• WHAT YOU ARE ASKED TO DO:
In the entries, find all lines that hold the word "结合定位和角色分配问题" and copy them.

• DATA LINES:

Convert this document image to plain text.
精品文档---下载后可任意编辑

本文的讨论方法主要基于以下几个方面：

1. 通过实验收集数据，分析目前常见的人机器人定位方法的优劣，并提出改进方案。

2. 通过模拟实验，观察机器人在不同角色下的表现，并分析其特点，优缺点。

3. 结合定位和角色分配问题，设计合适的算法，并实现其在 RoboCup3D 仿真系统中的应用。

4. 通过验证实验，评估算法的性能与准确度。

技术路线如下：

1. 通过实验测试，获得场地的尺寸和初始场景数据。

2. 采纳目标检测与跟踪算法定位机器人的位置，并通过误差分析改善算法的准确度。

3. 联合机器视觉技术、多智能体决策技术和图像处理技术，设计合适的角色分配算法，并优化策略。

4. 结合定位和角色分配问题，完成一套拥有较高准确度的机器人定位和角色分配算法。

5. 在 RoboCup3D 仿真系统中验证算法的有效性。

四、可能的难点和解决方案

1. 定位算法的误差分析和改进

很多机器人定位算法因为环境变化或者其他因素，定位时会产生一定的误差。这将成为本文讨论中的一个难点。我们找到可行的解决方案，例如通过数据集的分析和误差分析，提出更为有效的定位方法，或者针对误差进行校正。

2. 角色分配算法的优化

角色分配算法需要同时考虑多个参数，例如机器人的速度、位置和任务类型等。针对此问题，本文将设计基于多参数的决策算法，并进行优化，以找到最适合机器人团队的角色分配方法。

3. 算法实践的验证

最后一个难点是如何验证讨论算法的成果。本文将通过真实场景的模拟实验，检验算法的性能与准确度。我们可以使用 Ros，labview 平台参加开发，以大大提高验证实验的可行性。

• FULL SOLUTION:
3. 结合定位和角色分配问题，设计合适的算法，并实现其在 RoboCup3D 仿真系统中的应用。
4. 结合定位和角色分配问题，完成一套拥有较高准确度的机器人定位和角色分配算法。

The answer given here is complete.